> Required task
Quote the full listing word for word.

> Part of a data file
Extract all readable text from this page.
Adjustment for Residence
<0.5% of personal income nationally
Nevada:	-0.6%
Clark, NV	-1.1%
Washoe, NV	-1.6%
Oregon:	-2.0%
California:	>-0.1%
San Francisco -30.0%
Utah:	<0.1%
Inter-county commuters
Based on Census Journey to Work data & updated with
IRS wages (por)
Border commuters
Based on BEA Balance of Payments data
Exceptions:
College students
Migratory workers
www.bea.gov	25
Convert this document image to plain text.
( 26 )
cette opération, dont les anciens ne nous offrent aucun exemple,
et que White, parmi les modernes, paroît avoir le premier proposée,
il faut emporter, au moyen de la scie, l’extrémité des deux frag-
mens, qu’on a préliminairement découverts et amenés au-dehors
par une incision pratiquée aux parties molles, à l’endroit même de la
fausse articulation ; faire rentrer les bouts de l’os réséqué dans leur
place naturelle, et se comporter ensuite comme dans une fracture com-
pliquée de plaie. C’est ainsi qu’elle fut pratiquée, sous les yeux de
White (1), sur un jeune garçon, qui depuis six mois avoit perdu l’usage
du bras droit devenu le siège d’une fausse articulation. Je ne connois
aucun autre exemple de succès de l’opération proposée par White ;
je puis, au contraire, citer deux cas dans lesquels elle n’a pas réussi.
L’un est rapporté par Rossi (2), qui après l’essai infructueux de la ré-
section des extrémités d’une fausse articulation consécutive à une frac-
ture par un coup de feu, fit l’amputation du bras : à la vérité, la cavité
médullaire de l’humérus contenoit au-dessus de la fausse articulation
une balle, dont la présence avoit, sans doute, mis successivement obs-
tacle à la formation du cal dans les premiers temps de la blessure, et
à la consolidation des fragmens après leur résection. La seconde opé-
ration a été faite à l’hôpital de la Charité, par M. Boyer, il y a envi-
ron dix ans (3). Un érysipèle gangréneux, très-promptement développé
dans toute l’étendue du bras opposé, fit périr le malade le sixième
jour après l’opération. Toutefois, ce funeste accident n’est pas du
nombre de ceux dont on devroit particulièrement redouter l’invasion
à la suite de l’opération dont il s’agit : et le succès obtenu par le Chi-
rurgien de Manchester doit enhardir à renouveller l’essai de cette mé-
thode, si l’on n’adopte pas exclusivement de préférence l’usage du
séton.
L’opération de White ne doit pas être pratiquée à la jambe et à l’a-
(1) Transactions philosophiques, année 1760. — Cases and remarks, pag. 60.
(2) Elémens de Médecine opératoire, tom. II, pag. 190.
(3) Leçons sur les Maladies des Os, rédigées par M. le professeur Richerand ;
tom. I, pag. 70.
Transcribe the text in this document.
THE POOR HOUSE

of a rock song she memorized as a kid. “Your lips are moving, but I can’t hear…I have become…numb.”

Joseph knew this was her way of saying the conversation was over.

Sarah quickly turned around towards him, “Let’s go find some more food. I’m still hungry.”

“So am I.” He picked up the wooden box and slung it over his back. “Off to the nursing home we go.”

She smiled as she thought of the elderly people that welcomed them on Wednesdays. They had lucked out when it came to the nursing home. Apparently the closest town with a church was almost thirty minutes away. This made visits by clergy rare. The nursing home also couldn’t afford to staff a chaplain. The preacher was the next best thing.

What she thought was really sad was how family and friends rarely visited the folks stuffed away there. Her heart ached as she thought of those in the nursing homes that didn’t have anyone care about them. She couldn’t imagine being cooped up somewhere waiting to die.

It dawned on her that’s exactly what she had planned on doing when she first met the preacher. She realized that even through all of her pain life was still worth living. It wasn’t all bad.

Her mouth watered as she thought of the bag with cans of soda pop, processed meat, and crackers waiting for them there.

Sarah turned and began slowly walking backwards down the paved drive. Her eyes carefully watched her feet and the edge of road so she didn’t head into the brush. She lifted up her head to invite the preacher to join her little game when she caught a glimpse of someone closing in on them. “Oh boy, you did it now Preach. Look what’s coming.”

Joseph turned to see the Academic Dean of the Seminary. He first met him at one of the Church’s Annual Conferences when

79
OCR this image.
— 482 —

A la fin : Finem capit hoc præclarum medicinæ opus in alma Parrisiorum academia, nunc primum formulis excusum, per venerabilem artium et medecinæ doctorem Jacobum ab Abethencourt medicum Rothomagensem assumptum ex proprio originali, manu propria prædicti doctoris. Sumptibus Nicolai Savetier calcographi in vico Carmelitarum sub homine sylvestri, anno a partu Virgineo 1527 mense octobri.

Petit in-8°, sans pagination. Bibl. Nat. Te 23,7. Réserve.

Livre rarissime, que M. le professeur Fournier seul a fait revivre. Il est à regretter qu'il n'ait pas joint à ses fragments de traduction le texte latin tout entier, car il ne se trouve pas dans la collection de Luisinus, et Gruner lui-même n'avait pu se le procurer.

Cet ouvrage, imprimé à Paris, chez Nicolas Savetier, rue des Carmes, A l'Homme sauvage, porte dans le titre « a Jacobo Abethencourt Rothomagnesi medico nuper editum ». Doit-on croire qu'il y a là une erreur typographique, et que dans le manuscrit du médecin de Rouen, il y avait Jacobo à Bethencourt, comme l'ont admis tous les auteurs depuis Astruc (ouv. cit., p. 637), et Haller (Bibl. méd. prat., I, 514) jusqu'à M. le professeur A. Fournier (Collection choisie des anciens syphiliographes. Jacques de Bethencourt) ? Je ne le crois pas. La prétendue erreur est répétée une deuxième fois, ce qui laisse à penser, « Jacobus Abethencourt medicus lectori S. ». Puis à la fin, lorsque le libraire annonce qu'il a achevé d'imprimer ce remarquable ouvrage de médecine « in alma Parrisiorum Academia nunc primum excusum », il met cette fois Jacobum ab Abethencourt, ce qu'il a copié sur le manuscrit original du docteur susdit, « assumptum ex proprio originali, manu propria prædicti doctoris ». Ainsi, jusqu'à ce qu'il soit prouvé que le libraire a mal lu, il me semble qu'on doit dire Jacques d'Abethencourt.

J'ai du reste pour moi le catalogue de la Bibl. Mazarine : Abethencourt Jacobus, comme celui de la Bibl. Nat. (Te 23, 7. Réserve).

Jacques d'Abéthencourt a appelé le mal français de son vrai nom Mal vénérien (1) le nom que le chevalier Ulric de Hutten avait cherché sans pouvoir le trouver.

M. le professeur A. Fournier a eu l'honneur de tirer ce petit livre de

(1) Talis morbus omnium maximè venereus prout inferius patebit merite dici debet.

> Response to the task
Extract all readable text from this page.
Adjustment for Residence
<0.5% of personal income nationally
Nevada:	-0.6%
Clark, NV	-1.1%
Washoe, NV	-1.6%
Oregon:	-2.0%
California:	>-0.1%
San Francisco -30.0%
Utah:	<0.1%
Inter-county commuters
Based on Census Journey to Work data & updated with
IRS wages (por)
Border commuters
Based on BEA Balance of Payments data
Exceptions:
College students
Migratory workers
www.bea.gov	25
Convert this document image to plain text.
( 26 )
cette opération, dont les anciens ne nous offrent aucun exemple,
et que White, parmi les modernes, paroît avoir le premier proposée,
il faut emporter, au moyen de la scie, l’extrémité des deux frag-
mens, qu’on a préliminairement découverts et amenés au-dehors
par une incision pratiquée aux parties molles, à l’endroit même de la
fausse articulation ; faire rentrer les bouts de l’os réséqué dans leur
place naturelle, et se comporter ensuite comme dans une fracture com-
pliquée de plaie. C’est ainsi qu’elle fut pratiquée, sous les yeux de
White (1), sur un jeune garçon, qui depuis six mois avoit perdu l’usage
du bras droit devenu le siège d’une fausse articulation. Je ne connois
aucun autre exemple de succès de l’opération proposée par White ;
je puis, au contraire, citer deux cas dans lesquels elle n’a pas réussi.
L’un est rapporté par Rossi (2), qui après l’essai infructueux de la ré-
section des extrémités d’une fausse articulation consécutive à une frac-
ture par un coup de feu, fit l’amputation du bras : à la vérité, la cavité
médullaire de l’humérus contenoit au-dessus de la fausse articulation
une balle, dont la présence avoit, sans doute, mis successivement obs-
tacle à la formation du cal dans les premiers temps de la blessure, et
à la consolidation des fragmens après leur résection. La seconde opé-
ration a été faite à l’hôpital de la Charité, par M. Boyer, il y a envi-
ron dix ans (3). Un érysipèle gangréneux, très-promptement développé
dans toute l’étendue du bras opposé, fit périr le malade le sixième
jour après l’opération. Toutefois, ce funeste accident n’est pas du
nombre de ceux dont on devroit particulièrement redouter l’invasion
à la suite de l’opération dont il s’agit : et le succès obtenu par le Chi-
rurgien de Manchester doit enhardir à renouveller l’essai de cette mé-
thode, si l’on n’adopte pas exclusivement de préférence l’usage du
séton.
L’opération de White ne doit pas être pratiquée à la jambe et à l’a-
(1) Transactions philosophiques, année 1760. — Cases and remarks, pag. 60.
(2) Elémens de Médecine opératoire, tom. II, pag. 190.
(3) Leçons sur les Maladies des Os, rédigées par M. le professeur Richerand ;
tom. I, pag. 70.
Transcribe the text in this document.
THE POOR HOUSE

of a rock song she memorized as a kid. “Your lips are moving, but I can’t hear…I have become…numb.”

Joseph knew this was her way of saying the conversation was over.

Sarah quickly turned around towards him, “Let’s go find some more food. I’m still hungry.”

“So am I.” He picked up the wooden box and slung it over his back. “Off to the nursing home we go.”

She smiled as she thought of the elderly people that welcomed them on Wednesdays. They had lucked out when it came to the nursing home. Apparently the closest town with a church was almost thirty minutes away. This made visits by clergy rare. The nursing home also couldn’t afford to staff a chaplain. The preacher was the next best thing.

What she thought was really sad was how family and friends rarely visited the folks stuffed away there. Her heart ached as she thought of those in the nursing homes that didn’t have anyone care about them. She couldn’t imagine being cooped up somewhere waiting to die.

It dawned on her that’s exactly what she had planned on doing when she first met the preacher. She realized that even through all of her pain life was still worth living. It wasn’t all bad.

Her mouth watered as she thought of the bag with cans of soda pop, processed meat, and crackers waiting for them there.

Sarah turned and began slowly walking backwards down the paved drive. Her eyes carefully watched her feet and the edge of road so she didn’t head into the brush. She lifted up her head to invite the preacher to join her little game when she caught a glimpse of someone closing in on them. “Oh boy, you did it now Preach. Look what’s coming.”

Joseph turned to see the Academic Dean of the Seminary. He first met him at one of the Church’s Annual Conferences when

79
OCR this image.
— 482 —

A la fin : Finem capit hoc præclarum medicinæ opus in alma Parrisiorum academia, nunc primum formulis excusum, per venerabilem artium et medecinæ doctorem Jacobum ab Abethencourt medicum Rothomagensem assumptum ex proprio originali, manu propria prædicti doctoris. Sumptibus Nicolai Savetier calcographi in vico Carmelitarum sub homine sylvestri, anno a partu Virgineo 1527 mense octobri.

Petit in-8°, sans pagination. Bibl. Nat. Te 23,7. Réserve.

Livre rarissime, que M. le professeur Fournier seul a fait revivre. Il est à regretter qu'il n'ait pas joint à ses fragments de traduction le texte latin tout entier, car il ne se trouve pas dans la collection de Luisinus, et Gruner lui-même n'avait pu se le procurer.

Cet ouvrage, imprimé à Paris, chez Nicolas Savetier, rue des Carmes, A l'Homme sauvage, porte dans le titre « a Jacobo Abethencourt Rothomagnesi medico nuper editum ». Doit-on croire qu'il y a là une erreur typographique, et que dans le manuscrit du médecin de Rouen, il y avait Jacobo à Bethencourt, comme l'ont admis tous les auteurs depuis Astruc (ouv. cit., p. 637), et Haller (Bibl. méd. prat., I, 514) jusqu'à M. le professeur A. Fournier (Collection choisie des anciens syphiliographes. Jacques de Bethencourt) ? Je ne le crois pas. La prétendue erreur est répétée une deuxième fois, ce qui laisse à penser, « Jacobus Abethencourt medicus lectori S. ». Puis à la fin, lorsque le libraire annonce qu'il a achevé d'imprimer ce remarquable ouvrage de médecine « in alma Parrisiorum Academia nunc primum excusum », il met cette fois Jacobum ab Abethencourt, ce qu'il a copié sur le manuscrit original du docteur susdit, « assumptum ex proprio originali, manu propria prædicti doctoris ». Ainsi, jusqu'à ce qu'il soit prouvé que le libraire a mal lu, il me semble qu'on doit dire Jacques d'Abethencourt.

J'ai du reste pour moi le catalogue de la Bibl. Mazarine : Abethencourt Jacobus, comme celui de la Bibl. Nat. (Te 23, 7. Réserve).

Jacques d'Abéthencourt a appelé le mal français de son vrai nom Mal vénérien (1) le nom que le chevalier Ulric de Hutten avait cherché sans pouvoir le trouver.

M. le professeur A. Fournier a eu l'honneur de tirer ce petit livre de

(1) Talis morbus omnium maximè venereus prout inferius patebit merite dici debet.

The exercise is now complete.